Pull each line holding the word "this" from the data.

%%

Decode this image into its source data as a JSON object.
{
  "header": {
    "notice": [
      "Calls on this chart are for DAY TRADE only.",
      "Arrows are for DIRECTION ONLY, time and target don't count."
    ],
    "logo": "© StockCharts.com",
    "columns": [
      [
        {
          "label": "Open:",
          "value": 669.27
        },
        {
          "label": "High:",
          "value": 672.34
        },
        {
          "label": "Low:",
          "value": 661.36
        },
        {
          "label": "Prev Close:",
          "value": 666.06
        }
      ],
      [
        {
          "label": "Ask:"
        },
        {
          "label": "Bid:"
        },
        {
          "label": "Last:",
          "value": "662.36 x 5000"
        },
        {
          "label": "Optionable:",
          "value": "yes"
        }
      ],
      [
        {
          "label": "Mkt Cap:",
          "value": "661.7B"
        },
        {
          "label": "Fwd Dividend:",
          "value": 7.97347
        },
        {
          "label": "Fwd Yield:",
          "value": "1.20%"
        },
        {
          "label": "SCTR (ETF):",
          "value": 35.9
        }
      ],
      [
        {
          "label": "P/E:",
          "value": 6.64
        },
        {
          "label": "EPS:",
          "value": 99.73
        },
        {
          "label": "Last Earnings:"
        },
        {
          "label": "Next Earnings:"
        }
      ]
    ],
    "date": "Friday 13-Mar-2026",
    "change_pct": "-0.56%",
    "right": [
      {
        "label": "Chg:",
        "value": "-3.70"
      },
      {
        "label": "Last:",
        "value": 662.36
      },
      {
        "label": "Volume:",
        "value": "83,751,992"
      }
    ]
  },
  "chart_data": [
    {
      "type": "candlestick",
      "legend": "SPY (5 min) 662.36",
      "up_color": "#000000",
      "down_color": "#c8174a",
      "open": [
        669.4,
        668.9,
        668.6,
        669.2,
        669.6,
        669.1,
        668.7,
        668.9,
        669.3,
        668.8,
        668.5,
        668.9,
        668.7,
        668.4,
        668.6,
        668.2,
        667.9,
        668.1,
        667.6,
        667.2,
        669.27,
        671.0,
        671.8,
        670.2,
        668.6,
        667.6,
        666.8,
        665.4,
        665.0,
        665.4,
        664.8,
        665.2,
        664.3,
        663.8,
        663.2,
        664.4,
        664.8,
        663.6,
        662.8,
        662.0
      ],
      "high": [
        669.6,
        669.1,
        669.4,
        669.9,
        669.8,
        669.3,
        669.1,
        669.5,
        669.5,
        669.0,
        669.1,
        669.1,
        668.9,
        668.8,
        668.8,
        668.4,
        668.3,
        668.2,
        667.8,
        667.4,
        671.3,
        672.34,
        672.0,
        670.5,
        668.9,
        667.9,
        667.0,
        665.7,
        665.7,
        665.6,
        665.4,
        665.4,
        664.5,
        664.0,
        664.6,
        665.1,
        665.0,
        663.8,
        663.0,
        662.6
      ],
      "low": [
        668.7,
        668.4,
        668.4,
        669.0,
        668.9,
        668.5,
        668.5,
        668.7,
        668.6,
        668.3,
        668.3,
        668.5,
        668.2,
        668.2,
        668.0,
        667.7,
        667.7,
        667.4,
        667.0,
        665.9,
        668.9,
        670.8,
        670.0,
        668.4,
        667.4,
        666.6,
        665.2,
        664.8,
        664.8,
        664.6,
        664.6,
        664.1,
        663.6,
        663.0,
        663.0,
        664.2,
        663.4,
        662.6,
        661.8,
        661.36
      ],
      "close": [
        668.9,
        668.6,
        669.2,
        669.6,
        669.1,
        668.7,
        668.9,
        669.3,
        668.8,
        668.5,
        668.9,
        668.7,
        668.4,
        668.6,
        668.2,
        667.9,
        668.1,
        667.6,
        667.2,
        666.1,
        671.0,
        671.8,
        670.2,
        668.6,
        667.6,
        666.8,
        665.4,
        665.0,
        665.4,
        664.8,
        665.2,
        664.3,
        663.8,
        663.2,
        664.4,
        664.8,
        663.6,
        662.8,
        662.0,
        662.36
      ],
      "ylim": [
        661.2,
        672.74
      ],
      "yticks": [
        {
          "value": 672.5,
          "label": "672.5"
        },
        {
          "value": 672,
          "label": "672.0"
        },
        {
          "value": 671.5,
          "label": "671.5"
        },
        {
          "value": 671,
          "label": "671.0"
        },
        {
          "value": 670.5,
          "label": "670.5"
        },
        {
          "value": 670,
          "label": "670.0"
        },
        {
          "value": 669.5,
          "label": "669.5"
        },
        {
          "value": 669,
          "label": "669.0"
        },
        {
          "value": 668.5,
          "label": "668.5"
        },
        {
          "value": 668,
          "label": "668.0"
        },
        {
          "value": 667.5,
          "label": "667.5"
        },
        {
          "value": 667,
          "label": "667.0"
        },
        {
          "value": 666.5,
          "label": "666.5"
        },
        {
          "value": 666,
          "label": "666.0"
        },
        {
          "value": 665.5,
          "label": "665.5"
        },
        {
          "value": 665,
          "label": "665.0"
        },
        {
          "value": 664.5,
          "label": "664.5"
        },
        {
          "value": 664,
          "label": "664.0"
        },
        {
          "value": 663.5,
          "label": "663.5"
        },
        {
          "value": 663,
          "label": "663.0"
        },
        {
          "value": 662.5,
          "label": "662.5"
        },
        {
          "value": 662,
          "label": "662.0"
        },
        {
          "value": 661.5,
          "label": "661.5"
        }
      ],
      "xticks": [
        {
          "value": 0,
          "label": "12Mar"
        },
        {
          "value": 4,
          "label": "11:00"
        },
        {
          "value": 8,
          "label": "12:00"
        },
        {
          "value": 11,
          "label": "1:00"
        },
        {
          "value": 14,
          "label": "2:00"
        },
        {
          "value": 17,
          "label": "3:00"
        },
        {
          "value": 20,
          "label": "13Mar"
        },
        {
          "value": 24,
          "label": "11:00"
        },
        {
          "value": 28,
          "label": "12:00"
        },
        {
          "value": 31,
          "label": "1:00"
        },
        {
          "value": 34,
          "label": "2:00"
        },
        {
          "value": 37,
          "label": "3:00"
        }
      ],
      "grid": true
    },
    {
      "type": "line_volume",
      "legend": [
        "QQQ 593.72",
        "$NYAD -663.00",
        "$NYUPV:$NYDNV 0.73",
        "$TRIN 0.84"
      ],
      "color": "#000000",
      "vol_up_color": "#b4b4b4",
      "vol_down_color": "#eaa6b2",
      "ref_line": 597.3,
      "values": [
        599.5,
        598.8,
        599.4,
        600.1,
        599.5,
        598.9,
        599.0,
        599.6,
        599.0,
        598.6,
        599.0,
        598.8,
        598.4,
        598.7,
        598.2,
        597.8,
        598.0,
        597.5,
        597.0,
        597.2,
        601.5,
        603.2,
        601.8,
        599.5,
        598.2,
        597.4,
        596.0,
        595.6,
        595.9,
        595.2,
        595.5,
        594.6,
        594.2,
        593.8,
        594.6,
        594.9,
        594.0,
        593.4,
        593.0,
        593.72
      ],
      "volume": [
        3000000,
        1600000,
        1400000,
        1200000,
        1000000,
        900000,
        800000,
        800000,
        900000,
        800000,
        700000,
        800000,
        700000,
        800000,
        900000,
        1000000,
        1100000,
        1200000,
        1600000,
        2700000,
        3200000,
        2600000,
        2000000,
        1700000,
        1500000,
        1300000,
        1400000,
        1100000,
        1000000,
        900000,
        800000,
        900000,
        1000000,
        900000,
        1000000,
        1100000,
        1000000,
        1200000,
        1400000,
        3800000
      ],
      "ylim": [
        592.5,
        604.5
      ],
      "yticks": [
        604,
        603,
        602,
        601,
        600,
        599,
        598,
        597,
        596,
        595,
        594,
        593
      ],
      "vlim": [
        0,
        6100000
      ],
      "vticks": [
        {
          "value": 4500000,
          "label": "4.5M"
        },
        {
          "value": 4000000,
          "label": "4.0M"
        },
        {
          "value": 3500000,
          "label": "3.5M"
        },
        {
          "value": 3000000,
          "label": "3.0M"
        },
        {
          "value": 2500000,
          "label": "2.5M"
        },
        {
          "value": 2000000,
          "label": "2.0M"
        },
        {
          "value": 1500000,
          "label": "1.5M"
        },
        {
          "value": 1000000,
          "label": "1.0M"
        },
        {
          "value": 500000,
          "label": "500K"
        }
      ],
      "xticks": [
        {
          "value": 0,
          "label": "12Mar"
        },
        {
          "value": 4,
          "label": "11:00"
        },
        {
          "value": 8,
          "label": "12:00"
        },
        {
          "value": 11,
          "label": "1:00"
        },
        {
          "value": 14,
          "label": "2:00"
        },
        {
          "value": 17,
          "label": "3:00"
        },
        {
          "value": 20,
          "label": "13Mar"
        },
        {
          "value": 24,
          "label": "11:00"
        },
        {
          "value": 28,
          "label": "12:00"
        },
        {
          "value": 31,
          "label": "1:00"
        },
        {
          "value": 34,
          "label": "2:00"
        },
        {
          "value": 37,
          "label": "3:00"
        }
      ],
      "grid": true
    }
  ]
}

%%

The result:
Decode this image into its source data as a JSON object.
      "Calls on this chart are for DAY TRADE only.",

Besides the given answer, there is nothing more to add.